▸ Travail demandé:
(1) Reproduisez fidèlement le texte sur l'action climatique de Plessisville, depuis « En 2013, le » jusqu'à « 125 $ par habitant. ».
(2) Poursuivez le texte sur l'action climatique de Plessisville à partir de sa dernière phrase.

▸ Texte fourni:
◇ ◇ ◇

Premier fonctionnaire du monde municipal à devenir directeur du développement durable en 2010, Alain Desjardins est une figure de proue dans l’action en changements climatiques. Aujourd’hui directeur général de la ville de Plessisville, il innove pour préparer la municipalité au défi climatique.
En 2013, le premier geste qu’Alain Desjardins a posé pour les résidents a été la création d’un fonds vert qui donnerait à la municipalité les moyens de ses ambitions : financer des projets durables pour améliorer la qualité de vie des générations présentes et futures. Plus d’un million de dollars a jusqu’ici été amassé, ce qui représente une somme de 125 $ par habitant.
Des idées de projets pour améliorer la qualité de vie des citoyens et de l’environnement, Alain Desjardins en a tout plein. Comme de remplacer le mazout des bâtiments municipaux pour de l’alimentation électrique. Également, de former une flotte municipale de véhicules carboneutres, dont les camionnettes et les autobus scolaires, d’ici quelques années. Fier «papi» de 10 petits-enfants, l’homme aime aussi s’inspirer d’idées puisées ailleurs. Si bien qu’il nous confie adorer fouiner sur le web à la recherche d’actions intéressantes initiées par d’autres villes du monde, des endroits qu’il se plait à visiter durant ses vacances annuelles.Un élève qui se distingue
Depuis 2015, le directeur général a engagé Plessisville comme membre du programme Partenaires dans la protection du climat (PPC) de la Fédération canadienne des municipalités (FCM), qui vise la réduction des émissions de gaz à effet de serre (GES) au pays.Leader en la matière, Plessisville est devenue l’année suivante (2016) la première municipalité québécoise à franchir les cinq étapes imposées, de l’inventaire des GES à la présentation des résultats. Cette année, l’objectif de 15 % de réduction de GES a été atteint.
En 2014, les émissions de la ville étaient de 377 tonnes éq. CO2. Preuve à l’appui, Alain Desjardins démontre que passer aux actes pour réduire les GES est rentable : un coût de revient d’environ 6 000 $, soit moins d’un dollar par citoyen.
Dire que Plessisville se distingue au Québec dans la lutte contre les changements climatiques est aujourd’hui un euphémisme. Dès 2015, l’administration s’est dotée d’un ambitieux Plan stratégique 2015-2025 comprenant pas moins de 124 actions qui touchent directement l’environnement et la notion de ville intelligente. Des efforts qui ne sont d’ailleurs pas passés inaperçus. En septembre dernier, l’auteur Marie-Claire Dumont, coordonnatrice du secteur Air et Changements climatiques et conseillère Partenaires dans la protection du climat au Québec, consortium AQME et Réseau Environnement, consacrait deux pages fort élogieuses à la petite municipalité des Bois-Francs dans le magazine spécialisé Vecteur Environnement.

◇ ◇ ◇

Relevés d'éléments et de cadres
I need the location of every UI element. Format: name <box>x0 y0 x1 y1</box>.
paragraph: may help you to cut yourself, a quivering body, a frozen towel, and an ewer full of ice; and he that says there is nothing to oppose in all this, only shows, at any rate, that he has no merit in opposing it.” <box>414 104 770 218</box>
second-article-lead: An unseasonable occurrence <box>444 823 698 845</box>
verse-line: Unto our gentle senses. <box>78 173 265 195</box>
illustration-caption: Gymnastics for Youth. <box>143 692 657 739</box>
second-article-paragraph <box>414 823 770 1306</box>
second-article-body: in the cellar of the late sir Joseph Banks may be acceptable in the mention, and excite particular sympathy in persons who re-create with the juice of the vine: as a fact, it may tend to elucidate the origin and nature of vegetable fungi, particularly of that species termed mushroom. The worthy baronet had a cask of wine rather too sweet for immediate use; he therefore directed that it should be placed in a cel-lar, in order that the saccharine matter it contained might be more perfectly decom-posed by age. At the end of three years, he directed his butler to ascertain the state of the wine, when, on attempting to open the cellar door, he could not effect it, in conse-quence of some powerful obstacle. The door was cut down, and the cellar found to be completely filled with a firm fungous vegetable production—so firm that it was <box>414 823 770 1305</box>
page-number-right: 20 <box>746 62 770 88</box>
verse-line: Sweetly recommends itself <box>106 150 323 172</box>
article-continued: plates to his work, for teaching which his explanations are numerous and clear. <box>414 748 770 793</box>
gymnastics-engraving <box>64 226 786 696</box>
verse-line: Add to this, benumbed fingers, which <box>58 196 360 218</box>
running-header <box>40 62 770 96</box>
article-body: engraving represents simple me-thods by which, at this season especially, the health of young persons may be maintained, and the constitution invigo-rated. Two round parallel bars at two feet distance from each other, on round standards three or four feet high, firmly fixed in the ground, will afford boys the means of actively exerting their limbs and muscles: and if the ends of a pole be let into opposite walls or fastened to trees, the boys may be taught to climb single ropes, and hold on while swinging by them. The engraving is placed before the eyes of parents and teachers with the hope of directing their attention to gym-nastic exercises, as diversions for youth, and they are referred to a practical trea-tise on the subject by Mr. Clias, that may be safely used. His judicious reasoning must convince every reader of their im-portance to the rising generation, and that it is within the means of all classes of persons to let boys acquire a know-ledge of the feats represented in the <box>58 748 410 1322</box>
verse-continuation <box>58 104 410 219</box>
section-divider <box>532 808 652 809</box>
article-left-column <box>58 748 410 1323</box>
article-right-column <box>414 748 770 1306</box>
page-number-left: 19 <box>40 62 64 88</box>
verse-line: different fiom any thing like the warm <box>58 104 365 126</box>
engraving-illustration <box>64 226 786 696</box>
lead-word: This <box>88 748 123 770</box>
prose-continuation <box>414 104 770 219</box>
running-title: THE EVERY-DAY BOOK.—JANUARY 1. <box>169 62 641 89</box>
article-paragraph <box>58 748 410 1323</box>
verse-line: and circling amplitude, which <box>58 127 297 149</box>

◇ ◇ ◇

▸ Réponses attendues:
(1)
En 2013, le premier geste qu’Alain Desjardins a posé pour les résidents a été la création d’un fonds vert qui donnerait à la municipalité les moyens de ses ambitions : financer des projets durables pour améliorer la qualité de vie des générations présentes et futures. Plus d’un million de dollars a jusqu’ici été amassé, ce qui représente une somme de 125 $ par habitant.

(2)
«Voici les initiatives mises en place par la Ville pour lui permettre de réduire ses émissions de GES : Système d’autopartage avec véhicule électrique en région (SAUVéR), Financement innovateur pour des municipalités efficaces (FIME), Programme de leadership en gestion des actifs de la FCM, installation de quatre bornes de recharge électrique, Plan de mobilité active, conversion de l’éclairage public aux DEL, élimination du diésel, remplacement du chauffage au pétrole par le gaz naturel à la bibliothèque et à l’hôtel de ville (et bientôt dans tous ses autres bâtiments)», lit-on dans la publication.
Alain Desjardins croit profondément au pouvoir des petits gestes, une philosophie qui le guide chaque jour dans ses actions. Il aime se projeter dans 20 ans en pensant que les politiques qu’il met en place aujourd’hui auront des effets positifs à long terme. Instaurer de pareilles mesures reste malgré tout un défi quotidien, spécialement quand on le fait avec de l’argent public.
Je dois convaincre les élus et leur prouver que cela est rentable pour la collectivité. Plusieurs générations se côtoient avec leur mentalité distincte. L’important est de les réunir autour de solutions gagnantes.
Avant de réaliser des projets d’urbanisme, le DG estime important de se rendre sur le terrain pour écouter les résidents. Sa motivation et sa vision le conduisent à consulter les aînés pour comprendre leurs réels besoins de déplacement et pour adapter les aménagements en ce sens.
Apprendre du passé
Mais où cet homme puise-t-il une telle volonté d’action sur le plan municipal? Le passé est riche d’enseignement. Et de leçons.
Alors qu’il était maire de Mercier en 1993, un événement l’a profondément marqué : la contamination des eaux souterraines des lagunes de Mercier, une catastrophe écologique majeure. «J’ai pris conscience de l’impact des décisions prises 20 ans plus tôt dans les années 1970 sur les générations futures. C’est pourquoi je me suis engagé à laisser aux citoyens un environnement sain.»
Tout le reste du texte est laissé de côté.